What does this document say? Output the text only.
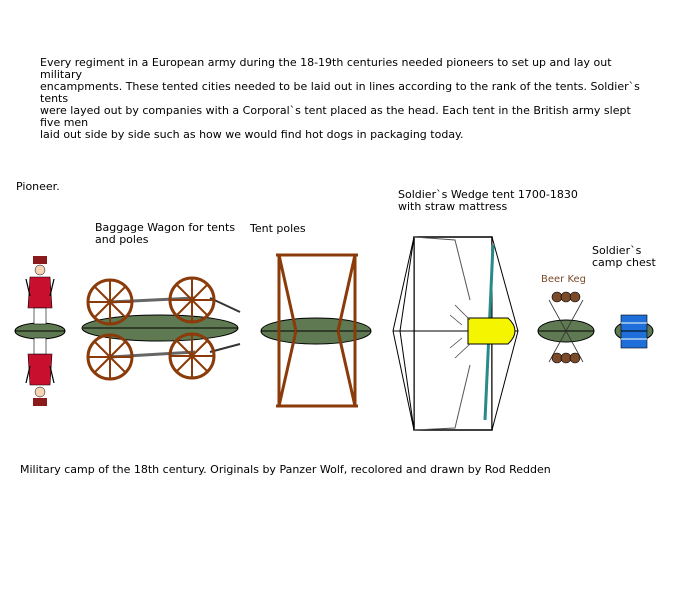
Every regiment in a European army during the 18-19th centuries needed pioneers to set up and lay out military
encampments. These tented cities needed to be laid out in lines according to the rank of the tents. Soldier`s tents
were layed out by companies with a Corporal`s tent placed as the head. Each tent in the British army slept five men
laid out side by side such as how we would find hot dogs in packaging today.
Pioneer.
Baggage Wagon for tents
and poles
Tent poles
Soldier`s Wedge tent 1700-1830
with straw mattress
Beer Keg
Soldier`s
camp chest
Military camp of the 18th century. Originals by Panzer Wolf, recolored and drawn by Rod Redden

TO DO:
Copy out the data above exactly, except the pictures.

EXERCISE OUTPUT:
What does this document say? Output the text only.
Every regiment in a European army during the 18-19th centuries needed pioneers to set up and lay out military
encampments. These tented cities needed to be laid out in lines according to the rank of the tents. Soldier`s tents
were layed out by companies with a Corporal`s tent placed as the head. Each tent in the British army slept five men
laid out side by side such as how we would find hot dogs in packaging today.
Pioneer.
Baggage Wagon for tents
and poles
Tent poles
Soldier`s Wedge tent 1700-1830
with straw mattress
Beer Keg
Soldier`s
camp chest
Military camp of the 18th century. Originals by Panzer Wolf, recolored and drawn by Rod Redden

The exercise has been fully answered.